══ Excerpted data ══

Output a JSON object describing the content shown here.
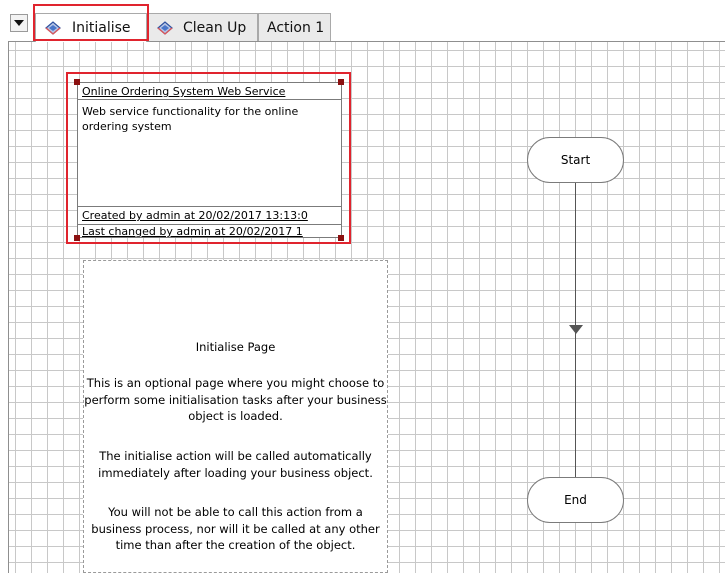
{
  "tabs": [
    {
      "label": "Initialise",
      "icon": "page-icon",
      "active": true
    },
    {
      "label": "Clean Up",
      "icon": "page-icon",
      "active": false
    },
    {
      "label": "Action 1",
      "icon": "",
      "active": false
    }
  ],
  "info_box": {
    "title": "Online Ordering System Web Service",
    "description": "Web service functionality for the online ordering system",
    "created": "Created  by  admin  at  20/02/2017 13:13:0",
    "changed": "Last  changed  by  admin  at  20/02/2017 1"
  },
  "note": {
    "title": "Initialise Page",
    "paragraph_1": "This is an optional page where you might choose to perform some initialisation tasks after your business object is loaded.",
    "paragraph_2": "The initialise action will be called automatically immediately after loading your business object.",
    "paragraph_3": "You will not be able to call this action from a business process, nor will it be called at any other time than after the creation of the object."
  },
  "stages": {
    "start_label": "Start",
    "end_label": "End"
  },
  "colors": {
    "highlight": "#e0242e",
    "grid": "#c8c8c8",
    "handle": "#8b1010"
  }
}
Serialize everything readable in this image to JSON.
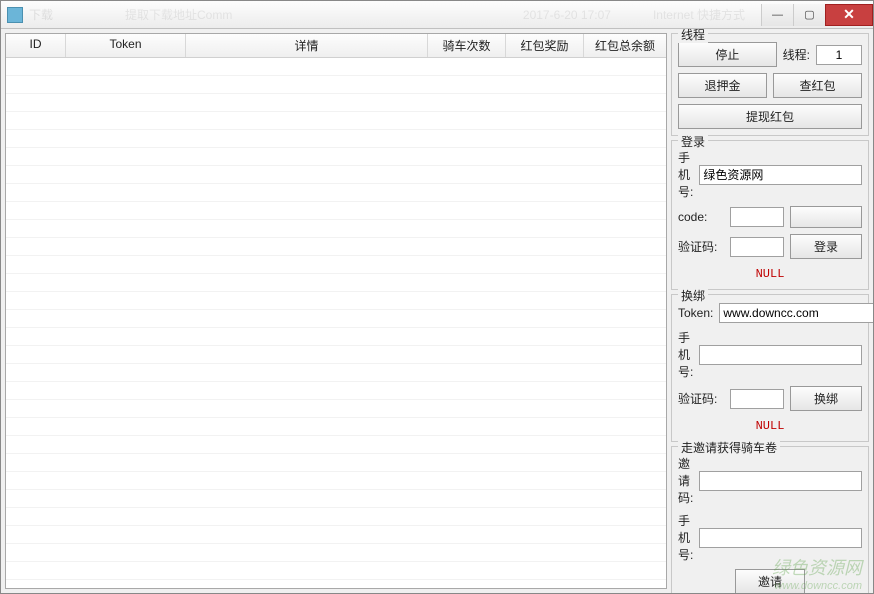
{
  "titlebar": {
    "icon_label": "易",
    "faded1": "下载",
    "faded2": "提取下载地址Comm",
    "faded3": "2017-6-20 17:07",
    "faded4": "Internet 快捷方式"
  },
  "table": {
    "headers": {
      "id": "ID",
      "token": "Token",
      "detail": "详情",
      "rides": "骑车次数",
      "reward": "红包奖励",
      "balance": "红包总余额"
    }
  },
  "thread": {
    "title": "线程",
    "stop": "停止",
    "thread_label": "线程:",
    "thread_value": "1",
    "refund": "退押金",
    "check": "查红包",
    "withdraw": "提现红包"
  },
  "login": {
    "title": "登录",
    "phone_label": "手机号:",
    "phone_value": "绿色资源网",
    "code_label": "code:",
    "code_value": "",
    "captcha_label": "验证码:",
    "captcha_value": "",
    "login_btn": "登录",
    "status": "NULL"
  },
  "rebind": {
    "title": "换绑",
    "token_label": "Token:",
    "token_value": "www.downcc.com",
    "phone_label": "手机号:",
    "phone_value": "",
    "captcha_label": "验证码:",
    "captcha_value": "",
    "rebind_btn": "换绑",
    "status": "NULL"
  },
  "invite": {
    "title": "走邀请获得骑车卷",
    "code_label": "邀请码:",
    "code_value": "",
    "phone_label": "手机号:",
    "phone_value": "",
    "invite_btn": "邀请"
  },
  "watermark": {
    "text": "绿色资源网",
    "sub": "www.downcc.com"
  }
}
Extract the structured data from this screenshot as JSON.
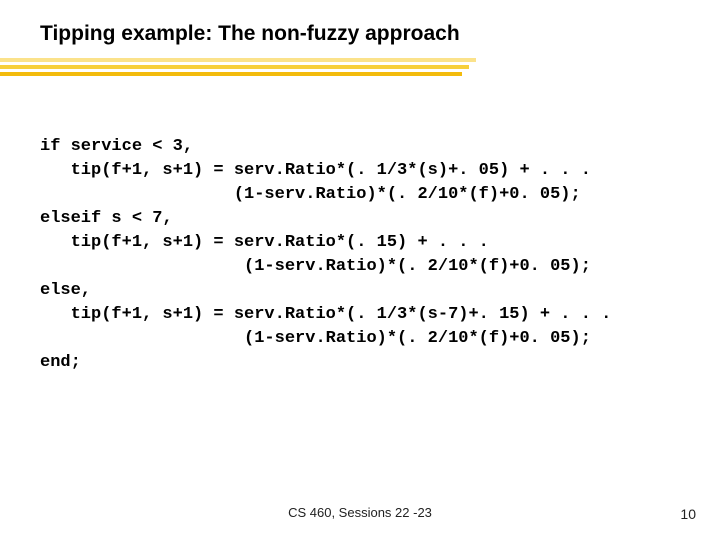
{
  "title": "Tipping example:  The non-fuzzy approach",
  "code": {
    "l1": "if service < 3,",
    "l2": "   tip(f+1, s+1) = serv.Ratio*(. 1/3*(s)+. 05) + . . .",
    "l3": "                   (1-serv.Ratio)*(. 2/10*(f)+0. 05);",
    "l4": "elseif s < 7,",
    "l5": "   tip(f+1, s+1) = serv.Ratio*(. 15) + . . .",
    "l6": "                    (1-serv.Ratio)*(. 2/10*(f)+0. 05);",
    "l7": "else,",
    "l8": "   tip(f+1, s+1) = serv.Ratio*(. 1/3*(s-7)+. 15) + . . .",
    "l9": "                    (1-serv.Ratio)*(. 2/10*(f)+0. 05);",
    "l10": "end;"
  },
  "footer": "CS 460,  Sessions 22 -23",
  "page_number": "10"
}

═══

** Given exercise **
Return the listing above unchanged, apart from dropping its pictures.

** Problem solution **
Output a JSON object describing the content shown here.
{
  "tabs": [
    {
      "label": "Initialise",
      "icon": "page-icon",
      "active": true
    },
    {
      "label": "Clean Up",
      "icon": "page-icon",
      "active": false
    },
    {
      "label": "Action 1",
      "icon": "",
      "active": false
    }
  ],
  "info_box": {
    "title": "Online Ordering System Web Service",
    "description": "Web service functionality for the online ordering system",
    "created": "Created  by  admin  at  20/02/2017 13:13:0",
    "changed": "Last  changed  by  admin  at  20/02/2017 1"
  },
  "note": {
    "title": "Initialise Page",
    "paragraph_1": "This is an optional page where you might choose to perform some initialisation tasks after your business object is loaded.",
    "paragraph_2": "The initialise action will be called automatically immediately after loading your business object.",
    "paragraph_3": "You will not be able to call this action from a business process, nor will it be called at any other time than after the creation of the object."
  },
  "stages": {
    "start_label": "Start",
    "end_label": "End"
  },
  "colors": {
    "highlight": "#e0242e",
    "grid": "#c8c8c8",
    "handle": "#8b1010"
  }
}
Serialize everything readable in this image to JSON.
{
  "titlebar": {
    "icon_label": "易",
    "faded1": "下载",
    "faded2": "提取下载地址Comm",
    "faded3": "2017-6-20 17:07",
    "faded4": "Internet 快捷方式"
  },
  "table": {
    "headers": {
      "id": "ID",
      "token": "Token",
      "detail": "详情",
      "rides": "骑车次数",
      "reward": "红包奖励",
      "balance": "红包总余额"
    }
  },
  "thread": {
    "title": "线程",
    "stop": "停止",
    "thread_label": "线程:",
    "thread_value": "1",
    "refund": "退押金",
    "check": "查红包",
    "withdraw": "提现红包"
  },
  "login": {
    "title": "登录",
    "phone_label": "手机号:",
    "phone_value": "绿色资源网",
    "code_label": "code:",
    "code_value": "",
    "captcha_label": "验证码:",
    "captcha_value": "",
    "login_btn": "登录",
    "status": "NULL"
  },
  "rebind": {
    "title": "换绑",
    "token_label": "Token:",
    "token_value": "www.downcc.com",
    "phone_label": "手机号:",
    "phone_value": "",
    "captcha_label": "验证码:",
    "captcha_value": "",
    "rebind_btn": "换绑",
    "status": "NULL"
  },
  "invite": {
    "title": "走邀请获得骑车卷",
    "code_label": "邀请码:",
    "code_value": "",
    "phone_label": "手机号:",
    "phone_value": "",
    "invite_btn": "邀请"
  },
  "watermark": {
    "text": "绿色资源网",
    "sub": "www.downcc.com"
  }
}
Extract the structured data from this screenshot as JSON.
{
  "title": "Tipping example:  The non-fuzzy approach",
  "code": {
    "l1": "if service < 3,",
    "l2": "   tip(f+1, s+1) = serv.Ratio*(. 1/3*(s)+. 05) + . . .",
    "l3": "                   (1-serv.Ratio)*(. 2/10*(f)+0. 05);",
    "l4": "elseif s < 7,",
    "l5": "   tip(f+1, s+1) = serv.Ratio*(. 15) + . . .",
    "l6": "                    (1-serv.Ratio)*(. 2/10*(f)+0. 05);",
    "l7": "else,",
    "l8": "   tip(f+1, s+1) = serv.Ratio*(. 1/3*(s-7)+. 15) + . . .",
    "l9": "                    (1-serv.Ratio)*(. 2/10*(f)+0. 05);",
    "l10": "end;"
  },
  "footer": "CS 460,  Sessions 22 -23",
  "page_number": "10"
}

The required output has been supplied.